Task details —
Print the records below word for word, but leave out the pictures.

Entries from a dataset:
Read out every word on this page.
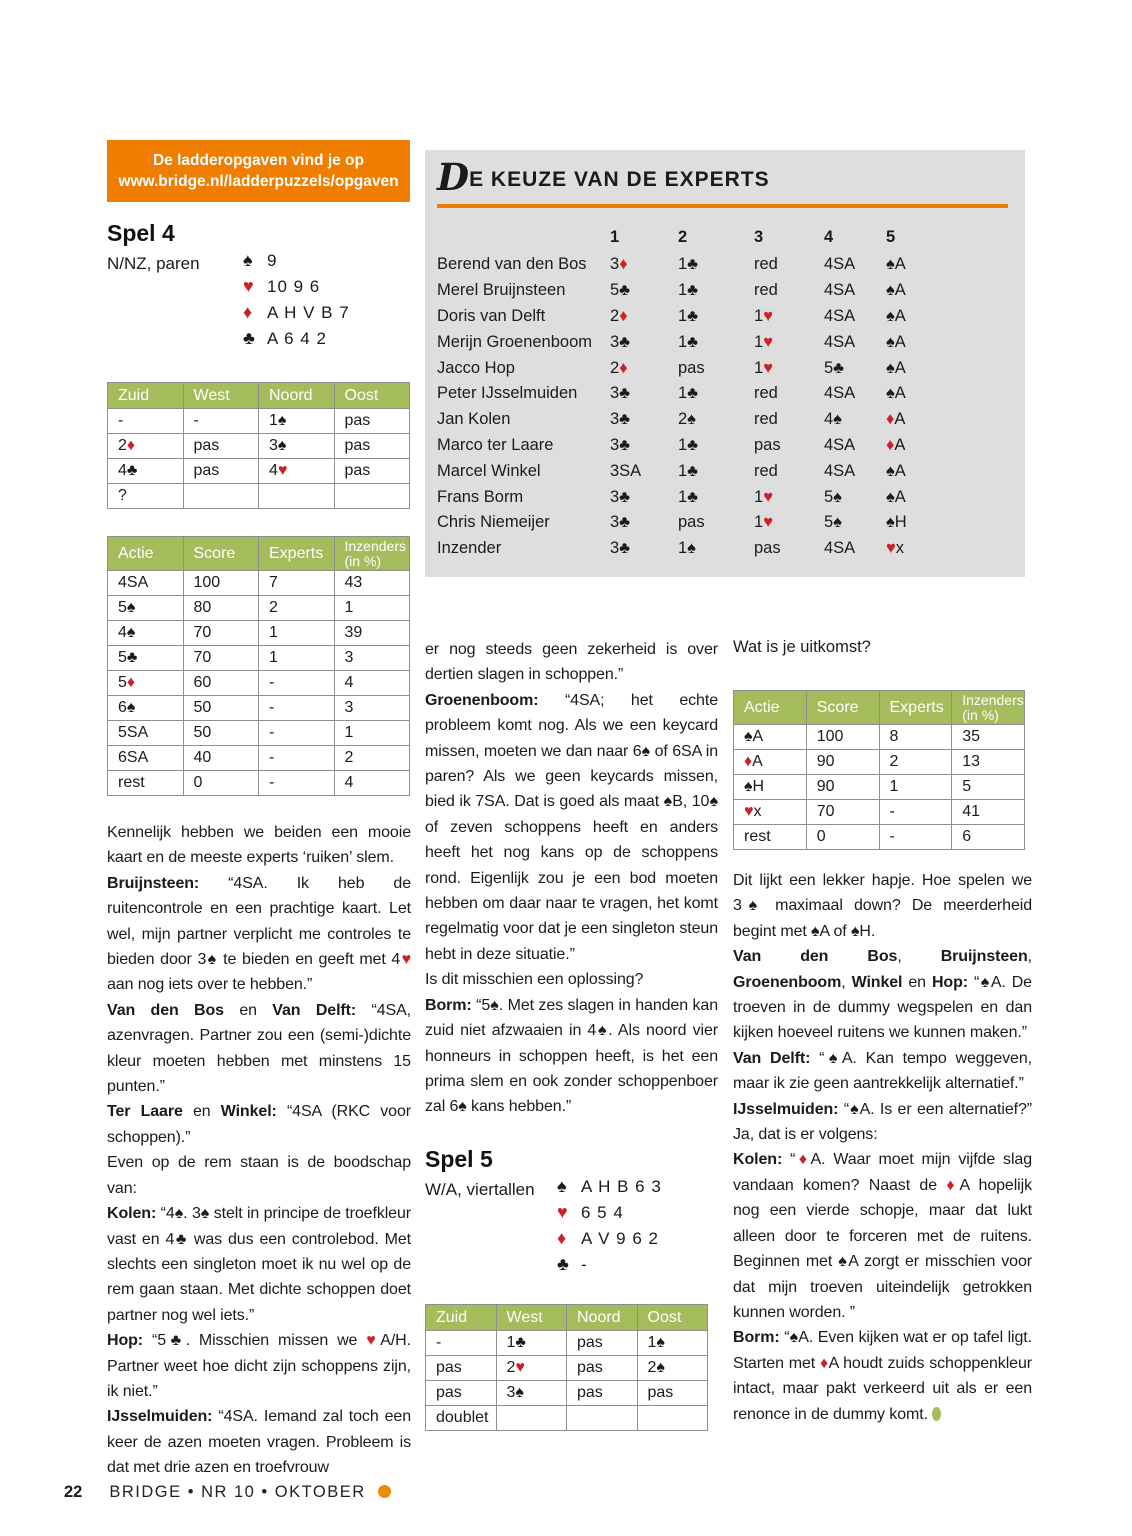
De ladderopgaven vind je op
www.bridge.nl/ladderpuzzels/opgaven
Spel 4
N/NZ, paren ♠ 9
♥ 10 9 6
♦ A H V B 7
♣ A 6 4 2
Zuid	West	Noord	Oost
-	-	1♠	pas
2♦	pas	3♠	pas
4♣	pas	4♥	pas
?			
Actie	Score	Experts	Inzenders
(in %)
4SA	100	7	43
5♠	80	2	1
4♠	70	1	39
5♣	70	1	3
5♦	60	-	4
6♠	50	-	3
5SA	50	-	1
6SA	40	-	2
rest	0	-	4
DE KEUZE VAN DE EXPERTS
1	2	3	4	5
Berend van den Bos	3♦	1♣	red	4SA	♠A
Merel Bruijnsteen	5♣	1♣	red	4SA	♠A
Doris van Delft	2♦	1♣	1♥	4SA	♠A
Merijn Groenenboom	3♣	1♣	1♥	4SA	♠A
Jacco Hop	2♦	pas	1♥	5♣	♠A
Peter IJsselmuiden	3♣	1♣	red	4SA	♠A
Jan Kolen	3♣	2♠	red	4♠	♦A
Marco ter Laare	3♣	1♣	pas	4SA	♦A
Marcel Winkel	3SA	1♣	red	4SA	♠A
Frans Borm	3♣	1♣	1♥	5♠	♠A
Chris Niemeijer	3♣	pas	1♥	5♠	♠H
Inzender	3♣	1♠	pas	4SA	♥x

Kennelijk hebben we beiden een mooie kaart en de meeste experts ‘ruiken’ slem.

Bruijnsteen: “4SA. Ik heb de ruitencontrole en een prachtige kaart. Let wel, mijn partner verplicht me controles te bieden door 3♠ te bieden en geeft met 4♥ aan nog iets over te hebben.”

Van den Bos en Van Delft: “4SA, azenvragen. Partner zou een (semi-)dichte kleur moeten hebben met minstens 15 punten.”

Ter Laare en Winkel: “4SA (RKC voor schoppen).”

Even op de rem staan is de boodschap van:

Kolen: “4♠. 3♠ stelt in principe de troefkleur vast en 4♣ was dus een controlebod. Met slechts een singleton moet ik nu wel op de rem gaan staan. Met dichte schoppen doet partner nog wel iets.”

Hop: “5♣. Misschien missen we ♥A/H. Partner weet hoe dicht zijn schoppens zijn, ik niet.”

IJsselmuiden: “4SA. Iemand zal toch een keer de azen moeten vragen. Probleem is dat met drie azen en troefvrouw

er nog steeds geen zekerheid is over dertien slagen in schoppen.”

Groenenboom: “4SA; het echte probleem komt nog. Als we een keycard missen, moeten we dan naar 6♠ of 6SA in paren? Als we geen keycards missen, bied ik 7SA. Dat is goed als maat ♠B, 10♠ of zeven schoppens heeft en anders heeft het nog kans op de schoppens rond. Eigenlijk zou je een bod moeten hebben om daar naar te vragen, het komt regelmatig voor dat je een singleton steun hebt in deze situatie.”

Is dit misschien een oplossing?

Borm: “5♠. Met zes slagen in handen kan zuid niet afzwaaien in 4♠. Als noord vier honneurs in schoppen heeft, is het een prima slem en ook zonder schoppenboer zal 6♠ kans hebben.”

Spel 5
W/A, viertallen ♠ A H B 6 3
♥ 6 5 4
♦ A V 9 6 2
♣ -
Zuid	West	Noord	Oost
-	1♣	pas	1♠
pas	2♥	pas	2♠
pas	3♠	pas	pas
doublet			
Wat is je uitkomst?
Actie	Score	Experts	Inzenders
(in %)
♠A	100	8	35
♦A	90	2	13
♠H	90	1	5
♥x	70	-	41
rest	0	-	6

Dit lijkt een lekker hapje. Hoe spelen we 3♠ maximaal down? De meerderheid begint met ♠A of ♠H.

Van den Bos, Bruijnsteen, Groenenboom, Winkel en Hop: “♠A. De troeven in de dummy wegspelen en dan kijken hoeveel ruitens we kunnen maken.”

Van Delft: “♠A. Kan tempo weggeven, maar ik zie geen aantrekkelijk alternatief.”

IJsselmuiden: “♠A. Is er een alternatief?” Ja, dat is er volgens:

Kolen: “♦A. Waar moet mijn vijfde slag vandaan komen? Naast de ♦A hopelijk nog een vierde schopje, maar dat lukt alleen door te forceren met de ruitens. Beginnen met ♠A zorgt er misschien voor dat mijn troeven uiteindelijk getrokken kunnen worden. ”

Borm: “♠A. Even kijken wat er op tafel ligt. Starten met ♦A houdt zuids schoppenkleur intact, maar pakt verkeerd uit als er een renonce in de dummy komt.

22 BRIDGE • NR 10 • OKTOBER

Exercise response —
Read out every word on this page.
De ladderopgaven vind je op
www.bridge.nl/ladderpuzzels/opgaven
Spel 4
N/NZ, paren ♠ 9
♥ 10 9 6
♦ A H V B 7
♣ A 6 4 2
Zuid	West	Noord	Oost
-	-	1♠	pas
2♦	pas	3♠	pas
4♣	pas	4♥	pas
?			
Actie	Score	Experts	Inzenders
(in %)
4SA	100	7	43
5♠	80	2	1
4♠	70	1	39
5♣	70	1	3
5♦	60	-	4
6♠	50	-	3
5SA	50	-	1
6SA	40	-	2
rest	0	-	4
DE KEUZE VAN DE EXPERTS
1	2	3	4	5
Berend van den Bos	3♦	1♣	red	4SA	♠A
Merel Bruijnsteen	5♣	1♣	red	4SA	♠A
Doris van Delft	2♦	1♣	1♥	4SA	♠A
Merijn Groenenboom	3♣	1♣	1♥	4SA	♠A
Jacco Hop	2♦	pas	1♥	5♣	♠A
Peter IJsselmuiden	3♣	1♣	red	4SA	♠A
Jan Kolen	3♣	2♠	red	4♠	♦A
Marco ter Laare	3♣	1♣	pas	4SA	♦A
Marcel Winkel	3SA	1♣	red	4SA	♠A
Frans Borm	3♣	1♣	1♥	5♠	♠A
Chris Niemeijer	3♣	pas	1♥	5♠	♠H
Inzender	3♣	1♠	pas	4SA	♥x

Kennelijk hebben we beiden een mooie kaart en de meeste experts ‘ruiken’ slem.

Bruijnsteen: “4SA. Ik heb de ruitencontrole en een prachtige kaart. Let wel, mijn partner verplicht me controles te bieden door 3♠ te bieden en geeft met 4♥ aan nog iets over te hebben.”

Van den Bos en Van Delft: “4SA, azenvragen. Partner zou een (semi-)dichte kleur moeten hebben met minstens 15 punten.”

Ter Laare en Winkel: “4SA (RKC voor schoppen).”

Even op de rem staan is de boodschap van:

Kolen: “4♠. 3♠ stelt in principe de troefkleur vast en 4♣ was dus een controlebod. Met slechts een singleton moet ik nu wel op de rem gaan staan. Met dichte schoppen doet partner nog wel iets.”

Hop: “5♣. Misschien missen we ♥A/H. Partner weet hoe dicht zijn schoppens zijn, ik niet.”

IJsselmuiden: “4SA. Iemand zal toch een keer de azen moeten vragen. Probleem is dat met drie azen en troefvrouw

er nog steeds geen zekerheid is over dertien slagen in schoppen.”

Groenenboom: “4SA; het echte probleem komt nog. Als we een keycard missen, moeten we dan naar 6♠ of 6SA in paren? Als we geen keycards missen, bied ik 7SA. Dat is goed als maat ♠B, 10♠ of zeven schoppens heeft en anders heeft het nog kans op de schoppens rond. Eigenlijk zou je een bod moeten hebben om daar naar te vragen, het komt regelmatig voor dat je een singleton steun hebt in deze situatie.”

Is dit misschien een oplossing?

Borm: “5♠. Met zes slagen in handen kan zuid niet afzwaaien in 4♠. Als noord vier honneurs in schoppen heeft, is het een prima slem en ook zonder schoppenboer zal 6♠ kans hebben.”

Spel 5
W/A, viertallen ♠ A H B 6 3
♥ 6 5 4
♦ A V 9 6 2
♣ -
Zuid	West	Noord	Oost
-	1♣	pas	1♠
pas	2♥	pas	2♠
pas	3♠	pas	pas
doublet			
Wat is je uitkomst?
Actie	Score	Experts	Inzenders
(in %)
♠A	100	8	35
♦A	90	2	13
♠H	90	1	5
♥x	70	-	41
rest	0	-	6

Dit lijkt een lekker hapje. Hoe spelen we 3♠ maximaal down? De meerderheid begint met ♠A of ♠H.

Van den Bos, Bruijnsteen, Groenenboom, Winkel en Hop: “♠A. De troeven in de dummy wegspelen en dan kijken hoeveel ruitens we kunnen maken.”

Van Delft: “♠A. Kan tempo weggeven, maar ik zie geen aantrekkelijk alternatief.”

IJsselmuiden: “♠A. Is er een alternatief?” Ja, dat is er volgens:

Kolen: “♦A. Waar moet mijn vijfde slag vandaan komen? Naast de ♦A hopelijk nog een vierde schopje, maar dat lukt alleen door te forceren met de ruitens. Beginnen met ♠A zorgt er misschien voor dat mijn troeven uiteindelijk getrokken kunnen worden. ”

Borm: “♠A. Even kijken wat er op tafel ligt. Starten met ♦A houdt zuids schoppenkleur intact, maar pakt verkeerd uit als er een renonce in de dummy komt.

22 BRIDGE • NR 10 • OKTOBER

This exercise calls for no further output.